* START Dataset records *
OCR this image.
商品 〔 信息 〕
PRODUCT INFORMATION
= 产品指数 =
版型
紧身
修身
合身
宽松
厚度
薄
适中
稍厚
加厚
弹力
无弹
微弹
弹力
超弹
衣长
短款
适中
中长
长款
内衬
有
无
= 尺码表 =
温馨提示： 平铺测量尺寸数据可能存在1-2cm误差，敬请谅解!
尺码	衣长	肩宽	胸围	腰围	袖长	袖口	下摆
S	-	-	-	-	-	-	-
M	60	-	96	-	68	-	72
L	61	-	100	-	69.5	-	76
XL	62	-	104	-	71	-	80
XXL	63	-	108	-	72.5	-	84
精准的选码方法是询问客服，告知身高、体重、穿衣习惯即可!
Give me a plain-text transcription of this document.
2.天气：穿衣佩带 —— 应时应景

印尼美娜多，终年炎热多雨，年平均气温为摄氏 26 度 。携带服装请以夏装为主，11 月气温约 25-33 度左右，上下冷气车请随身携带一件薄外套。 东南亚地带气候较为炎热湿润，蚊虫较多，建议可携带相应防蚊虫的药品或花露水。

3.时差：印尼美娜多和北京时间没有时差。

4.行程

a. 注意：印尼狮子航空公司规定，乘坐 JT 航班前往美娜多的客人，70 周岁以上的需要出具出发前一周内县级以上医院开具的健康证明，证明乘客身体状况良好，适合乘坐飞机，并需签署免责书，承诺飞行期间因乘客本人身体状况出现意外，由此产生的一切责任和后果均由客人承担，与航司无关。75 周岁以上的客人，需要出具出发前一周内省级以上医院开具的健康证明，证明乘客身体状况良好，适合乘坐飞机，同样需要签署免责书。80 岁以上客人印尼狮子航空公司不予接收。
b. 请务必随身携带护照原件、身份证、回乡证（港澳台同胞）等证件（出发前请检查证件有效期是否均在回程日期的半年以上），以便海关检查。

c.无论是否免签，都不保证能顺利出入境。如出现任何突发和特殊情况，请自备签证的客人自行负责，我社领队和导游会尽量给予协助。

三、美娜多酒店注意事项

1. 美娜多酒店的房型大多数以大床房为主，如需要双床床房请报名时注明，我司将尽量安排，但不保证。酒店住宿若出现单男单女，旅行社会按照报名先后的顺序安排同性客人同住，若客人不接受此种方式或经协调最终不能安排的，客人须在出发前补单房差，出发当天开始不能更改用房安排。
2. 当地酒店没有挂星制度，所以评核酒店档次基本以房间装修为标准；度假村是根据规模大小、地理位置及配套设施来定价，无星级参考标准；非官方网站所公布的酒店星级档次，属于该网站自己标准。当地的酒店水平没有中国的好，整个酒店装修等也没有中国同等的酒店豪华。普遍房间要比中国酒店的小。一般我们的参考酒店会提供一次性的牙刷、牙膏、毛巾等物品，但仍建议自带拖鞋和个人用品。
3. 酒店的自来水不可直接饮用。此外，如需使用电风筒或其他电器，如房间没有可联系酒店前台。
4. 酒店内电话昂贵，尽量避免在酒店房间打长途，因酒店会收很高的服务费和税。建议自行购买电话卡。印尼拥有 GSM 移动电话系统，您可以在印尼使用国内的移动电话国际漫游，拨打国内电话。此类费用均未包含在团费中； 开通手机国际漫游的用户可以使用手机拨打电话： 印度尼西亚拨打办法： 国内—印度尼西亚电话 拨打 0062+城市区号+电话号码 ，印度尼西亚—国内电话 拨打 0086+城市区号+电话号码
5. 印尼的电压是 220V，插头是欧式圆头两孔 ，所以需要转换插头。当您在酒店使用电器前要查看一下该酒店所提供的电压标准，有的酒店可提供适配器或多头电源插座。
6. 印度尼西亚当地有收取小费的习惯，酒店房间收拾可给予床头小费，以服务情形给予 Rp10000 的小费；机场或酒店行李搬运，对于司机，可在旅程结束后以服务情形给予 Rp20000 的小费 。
* END Dataset records *
* Short task
Repeat all the entries exactly as given.

* Expected answer
OCR this image.
商品 〔 信息 〕
PRODUCT INFORMATION
= 产品指数 =
版型
紧身
修身
合身
宽松
厚度
薄
适中
稍厚
加厚
弹力
无弹
微弹
弹力
超弹
衣长
短款
适中
中长
长款
内衬
有
无
= 尺码表 =
温馨提示： 平铺测量尺寸数据可能存在1-2cm误差，敬请谅解!
尺码	衣长	肩宽	胸围	腰围	袖长	袖口	下摆
S	-	-	-	-	-	-	-
M	60	-	96	-	68	-	72
L	61	-	100	-	69.5	-	76
XL	62	-	104	-	71	-	80
XXL	63	-	108	-	72.5	-	84
精准的选码方法是询问客服，告知身高、体重、穿衣习惯即可!
Give me a plain-text transcription of this document.
2.天气：穿衣佩带 —— 应时应景

印尼美娜多，终年炎热多雨，年平均气温为摄氏 26 度 。携带服装请以夏装为主，11 月气温约 25-33 度左右，上下冷气车请随身携带一件薄外套。 东南亚地带气候较为炎热湿润，蚊虫较多，建议可携带相应防蚊虫的药品或花露水。

3.时差：印尼美娜多和北京时间没有时差。

4.行程

a. 注意：印尼狮子航空公司规定，乘坐 JT 航班前往美娜多的客人，70 周岁以上的需要出具出发前一周内县级以上医院开具的健康证明，证明乘客身体状况良好，适合乘坐飞机，并需签署免责书，承诺飞行期间因乘客本人身体状况出现意外，由此产生的一切责任和后果均由客人承担，与航司无关。75 周岁以上的客人，需要出具出发前一周内省级以上医院开具的健康证明，证明乘客身体状况良好，适合乘坐飞机，同样需要签署免责书。80 岁以上客人印尼狮子航空公司不予接收。
b. 请务必随身携带护照原件、身份证、回乡证（港澳台同胞）等证件（出发前请检查证件有效期是否均在回程日期的半年以上），以便海关检查。

c.无论是否免签，都不保证能顺利出入境。如出现任何突发和特殊情况，请自备签证的客人自行负责，我社领队和导游会尽量给予协助。

三、美娜多酒店注意事项

1. 美娜多酒店的房型大多数以大床房为主，如需要双床床房请报名时注明，我司将尽量安排，但不保证。酒店住宿若出现单男单女，旅行社会按照报名先后的顺序安排同性客人同住，若客人不接受此种方式或经协调最终不能安排的，客人须在出发前补单房差，出发当天开始不能更改用房安排。
2. 当地酒店没有挂星制度，所以评核酒店档次基本以房间装修为标准；度假村是根据规模大小、地理位置及配套设施来定价，无星级参考标准；非官方网站所公布的酒店星级档次，属于该网站自己标准。当地的酒店水平没有中国的好，整个酒店装修等也没有中国同等的酒店豪华。普遍房间要比中国酒店的小。一般我们的参考酒店会提供一次性的牙刷、牙膏、毛巾等物品，但仍建议自带拖鞋和个人用品。
3. 酒店的自来水不可直接饮用。此外，如需使用电风筒或其他电器，如房间没有可联系酒店前台。
4. 酒店内电话昂贵，尽量避免在酒店房间打长途，因酒店会收很高的服务费和税。建议自行购买电话卡。印尼拥有 GSM 移动电话系统，您可以在印尼使用国内的移动电话国际漫游，拨打国内电话。此类费用均未包含在团费中； 开通手机国际漫游的用户可以使用手机拨打电话： 印度尼西亚拨打办法： 国内—印度尼西亚电话 拨打 0062+城市区号+电话号码 ，印度尼西亚—国内电话 拨打 0086+城市区号+电话号码
5. 印尼的电压是 220V，插头是欧式圆头两孔 ，所以需要转换插头。当您在酒店使用电器前要查看一下该酒店所提供的电压标准，有的酒店可提供适配器或多头电源插座。
6. 印度尼西亚当地有收取小费的习惯，酒店房间收拾可给予床头小费，以服务情形给予 Rp10000 的小费；机场或酒店行李搬运，对于司机，可在旅程结束后以服务情形给予 Rp20000 的小费 。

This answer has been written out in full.